- **Task objective**
Search the material below for the word "Extended". Copy every line that has it.

- **Task material**
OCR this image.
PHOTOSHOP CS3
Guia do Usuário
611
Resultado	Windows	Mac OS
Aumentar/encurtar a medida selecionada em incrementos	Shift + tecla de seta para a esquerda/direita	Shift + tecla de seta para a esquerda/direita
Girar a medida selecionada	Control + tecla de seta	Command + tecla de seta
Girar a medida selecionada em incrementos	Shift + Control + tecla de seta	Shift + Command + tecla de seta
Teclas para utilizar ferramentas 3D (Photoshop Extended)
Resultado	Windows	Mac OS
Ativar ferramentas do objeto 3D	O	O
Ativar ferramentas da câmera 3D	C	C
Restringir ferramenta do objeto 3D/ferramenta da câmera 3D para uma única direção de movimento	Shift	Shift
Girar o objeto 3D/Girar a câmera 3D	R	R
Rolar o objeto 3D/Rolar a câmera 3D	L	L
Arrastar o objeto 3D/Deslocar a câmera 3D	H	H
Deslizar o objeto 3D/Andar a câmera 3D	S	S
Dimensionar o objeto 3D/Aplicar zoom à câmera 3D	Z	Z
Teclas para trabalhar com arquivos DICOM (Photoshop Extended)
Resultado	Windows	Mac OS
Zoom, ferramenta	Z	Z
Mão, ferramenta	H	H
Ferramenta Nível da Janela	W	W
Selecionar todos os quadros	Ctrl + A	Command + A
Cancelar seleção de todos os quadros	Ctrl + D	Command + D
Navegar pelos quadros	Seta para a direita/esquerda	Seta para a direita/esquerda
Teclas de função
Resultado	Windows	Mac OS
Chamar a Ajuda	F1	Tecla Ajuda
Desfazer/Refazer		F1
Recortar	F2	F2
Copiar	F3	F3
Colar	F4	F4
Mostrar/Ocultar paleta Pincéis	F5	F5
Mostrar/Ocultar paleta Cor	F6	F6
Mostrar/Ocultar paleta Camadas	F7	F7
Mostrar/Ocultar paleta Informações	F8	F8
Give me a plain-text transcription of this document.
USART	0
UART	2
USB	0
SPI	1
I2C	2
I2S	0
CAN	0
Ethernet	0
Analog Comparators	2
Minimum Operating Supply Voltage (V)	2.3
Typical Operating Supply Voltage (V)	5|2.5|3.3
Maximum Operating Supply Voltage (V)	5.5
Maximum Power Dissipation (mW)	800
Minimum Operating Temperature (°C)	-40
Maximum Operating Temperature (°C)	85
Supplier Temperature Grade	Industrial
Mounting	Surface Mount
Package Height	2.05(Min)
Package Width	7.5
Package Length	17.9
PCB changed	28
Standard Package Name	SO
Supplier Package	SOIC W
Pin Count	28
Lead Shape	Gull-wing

- **Correct answer**
Teclas para utilizar ferramentas 3D (Photoshop Extended)
Teclas para trabalhar com arquivos DICOM (Photoshop Extended)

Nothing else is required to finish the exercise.